● **Directions for this task**
Quote the records below in full, exactly as given, with the images taken out.

(Stored entries)
..............................

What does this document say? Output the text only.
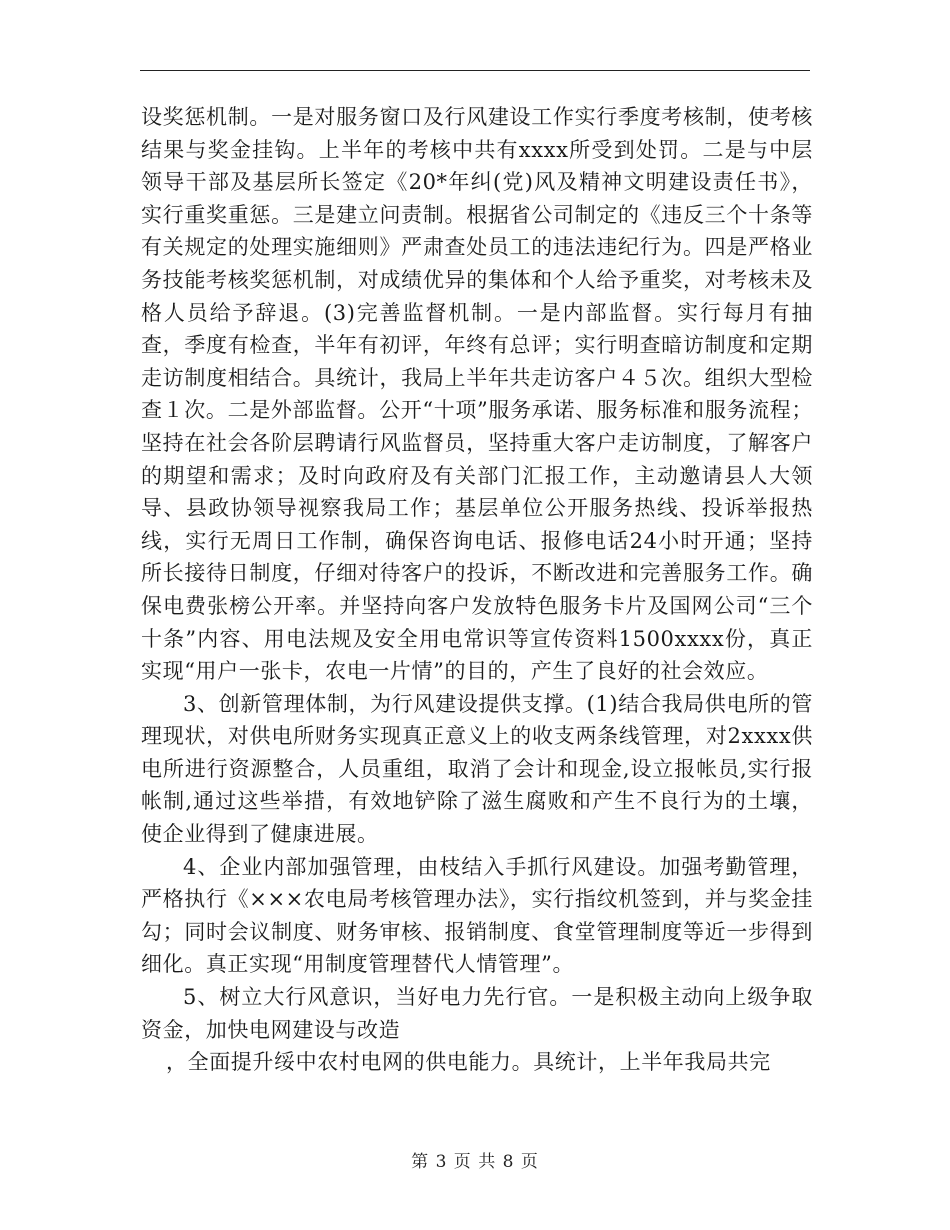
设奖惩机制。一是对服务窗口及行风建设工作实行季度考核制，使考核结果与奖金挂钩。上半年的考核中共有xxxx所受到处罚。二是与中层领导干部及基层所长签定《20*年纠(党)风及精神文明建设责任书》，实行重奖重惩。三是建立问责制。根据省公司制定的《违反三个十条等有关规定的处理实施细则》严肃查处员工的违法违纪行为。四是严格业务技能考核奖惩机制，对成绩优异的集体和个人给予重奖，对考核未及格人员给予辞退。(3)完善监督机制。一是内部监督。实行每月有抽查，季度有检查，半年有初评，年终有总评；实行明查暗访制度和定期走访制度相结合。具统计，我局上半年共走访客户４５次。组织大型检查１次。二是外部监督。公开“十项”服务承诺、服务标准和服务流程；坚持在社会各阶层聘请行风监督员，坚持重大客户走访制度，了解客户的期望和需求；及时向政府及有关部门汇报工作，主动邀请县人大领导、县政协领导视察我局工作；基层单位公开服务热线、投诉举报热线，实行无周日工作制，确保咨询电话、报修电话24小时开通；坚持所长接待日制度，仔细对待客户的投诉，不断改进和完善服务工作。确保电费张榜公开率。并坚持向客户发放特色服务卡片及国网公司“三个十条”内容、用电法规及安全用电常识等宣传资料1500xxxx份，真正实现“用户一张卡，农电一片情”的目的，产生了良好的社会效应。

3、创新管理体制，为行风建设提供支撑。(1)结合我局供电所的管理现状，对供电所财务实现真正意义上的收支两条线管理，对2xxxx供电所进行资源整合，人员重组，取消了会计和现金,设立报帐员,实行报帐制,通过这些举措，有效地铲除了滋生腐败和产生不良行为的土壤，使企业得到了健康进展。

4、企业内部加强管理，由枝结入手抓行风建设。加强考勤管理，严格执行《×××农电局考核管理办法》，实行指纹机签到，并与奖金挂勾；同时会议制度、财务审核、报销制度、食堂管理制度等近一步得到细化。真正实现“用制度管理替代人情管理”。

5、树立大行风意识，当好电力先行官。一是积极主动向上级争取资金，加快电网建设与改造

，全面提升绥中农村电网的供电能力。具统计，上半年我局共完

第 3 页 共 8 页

..............................

● **Reply to the exercise**
What does this document say? Output the text only.
设奖惩机制。一是对服务窗口及行风建设工作实行季度考核制，使考核结果与奖金挂钩。上半年的考核中共有xxxx所受到处罚。二是与中层领导干部及基层所长签定《20*年纠(党)风及精神文明建设责任书》，实行重奖重惩。三是建立问责制。根据省公司制定的《违反三个十条等有关规定的处理实施细则》严肃查处员工的违法违纪行为。四是严格业务技能考核奖惩机制，对成绩优异的集体和个人给予重奖，对考核未及格人员给予辞退。(3)完善监督机制。一是内部监督。实行每月有抽查，季度有检查，半年有初评，年终有总评；实行明查暗访制度和定期走访制度相结合。具统计，我局上半年共走访客户４５次。组织大型检查１次。二是外部监督。公开“十项”服务承诺、服务标准和服务流程；坚持在社会各阶层聘请行风监督员，坚持重大客户走访制度，了解客户的期望和需求；及时向政府及有关部门汇报工作，主动邀请县人大领导、县政协领导视察我局工作；基层单位公开服务热线、投诉举报热线，实行无周日工作制，确保咨询电话、报修电话24小时开通；坚持所长接待日制度，仔细对待客户的投诉，不断改进和完善服务工作。确保电费张榜公开率。并坚持向客户发放特色服务卡片及国网公司“三个十条”内容、用电法规及安全用电常识等宣传资料1500xxxx份，真正实现“用户一张卡，农电一片情”的目的，产生了良好的社会效应。

3、创新管理体制，为行风建设提供支撑。(1)结合我局供电所的管理现状，对供电所财务实现真正意义上的收支两条线管理，对2xxxx供电所进行资源整合，人员重组，取消了会计和现金,设立报帐员,实行报帐制,通过这些举措，有效地铲除了滋生腐败和产生不良行为的土壤，使企业得到了健康进展。

4、企业内部加强管理，由枝结入手抓行风建设。加强考勤管理，严格执行《×××农电局考核管理办法》，实行指纹机签到，并与奖金挂勾；同时会议制度、财务审核、报销制度、食堂管理制度等近一步得到细化。真正实现“用制度管理替代人情管理”。

5、树立大行风意识，当好电力先行官。一是积极主动向上级争取资金，加快电网建设与改造

，全面提升绥中农村电网的供电能力。具统计，上半年我局共完

第 3 页 共 8 页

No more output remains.